─── Data to use ───

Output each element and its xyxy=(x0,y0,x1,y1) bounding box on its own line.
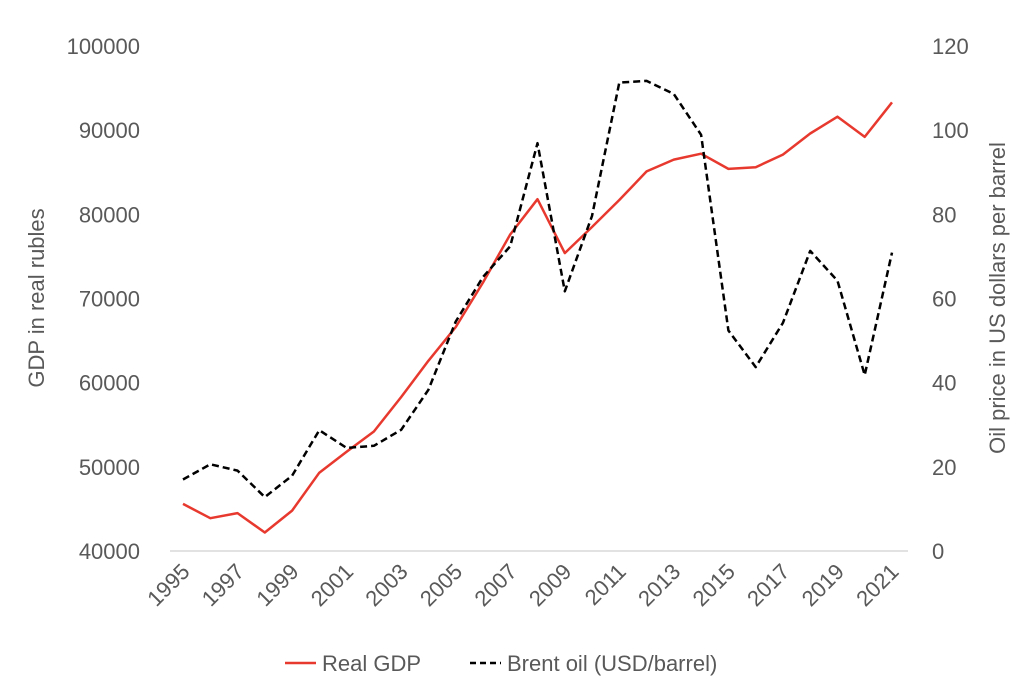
left-axis-title: GDP in real rubles xyxy=(24,208,49,387)
x-tick-label: 2009 xyxy=(524,559,576,611)
left-axis-ticks: 40000 50000 60000 70000 80000 90000 100000 xyxy=(67,34,140,564)
left-tick-label: 60000 xyxy=(79,371,140,396)
x-tick-label: 2013 xyxy=(633,559,685,611)
legend: Real GDP Brent oil (USD/barrel) xyxy=(285,651,717,676)
left-tick-label: 70000 xyxy=(79,287,140,312)
right-tick-label: 40 xyxy=(932,371,956,396)
series-layer xyxy=(182,79,894,534)
x-tick-label: 2003 xyxy=(360,559,412,611)
right-tick-label: 120 xyxy=(932,34,969,59)
x-tick-label: 2021 xyxy=(851,559,903,611)
x-axis-ticks: 1995 1997 1999 2001 2003 2005 2007 2009 2011 2013… xyxy=(142,559,903,611)
series-line-brent-oil xyxy=(182,79,894,499)
x-tick-label: 2017 xyxy=(742,559,794,611)
right-tick-label: 0 xyxy=(932,539,944,564)
right-tick-label: 80 xyxy=(932,202,956,227)
right-axis-title: Oil price in US dollars per barrel xyxy=(985,142,1010,454)
x-tick-label: 2011 xyxy=(580,559,631,610)
x-tick-label: 1997 xyxy=(197,559,249,611)
x-tick-label: 2019 xyxy=(797,559,849,611)
x-tick-label: 2001 xyxy=(306,559,358,611)
left-tick-label: 50000 xyxy=(79,455,140,480)
x-tick-label: 2005 xyxy=(415,559,467,611)
left-tick-label: 40000 xyxy=(79,539,140,564)
x-tick-label: 1999 xyxy=(251,559,303,611)
legend-label-real-gdp: Real GDP xyxy=(322,651,421,676)
right-tick-label: 20 xyxy=(932,455,956,480)
x-tick-label: 1995 xyxy=(142,559,194,611)
right-tick-label: 60 xyxy=(932,287,956,312)
right-axis-ticks: 0 20 40 60 80 100 120 xyxy=(932,34,969,564)
series-line-real-gdp xyxy=(182,101,893,534)
left-tick-label: 80000 xyxy=(79,202,140,227)
left-tick-label: 100000 xyxy=(67,34,140,59)
x-tick-label: 2007 xyxy=(469,559,521,611)
legend-label-brent-oil: Brent oil (USD/barrel) xyxy=(507,651,717,676)
right-tick-label: 100 xyxy=(932,118,969,143)
x-tick-label: 2015 xyxy=(688,559,740,611)
left-tick-label: 90000 xyxy=(79,118,140,143)
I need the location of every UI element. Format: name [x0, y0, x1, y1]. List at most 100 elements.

───

### Exercise
Update the stretch of the records from the line containing "left-axis-title: GDP in" through the line containing "right-tick-label: 40 xyxy=(932,371,956,396)" by replacing "x-tick-label" with "x-axis-label", and leave everything else unchanged.

### Output of the exercise
left-axis-title: GDP in real rubles xyxy=(24,208,49,387)
x-axis-label: 2009 xyxy=(524,559,576,611)
left-axis-ticks: 40000 50000 60000 70000 80000 90000 100000 xyxy=(67,34,140,564)
left-tick-label: 60000 xyxy=(79,371,140,396)
x-axis-label: 2013 xyxy=(633,559,685,611)
legend: Real GDP Brent oil (USD/barrel) xyxy=(285,651,717,676)
left-tick-label: 70000 xyxy=(79,287,140,312)
right-tick-label: 40 xyxy=(932,371,956,396)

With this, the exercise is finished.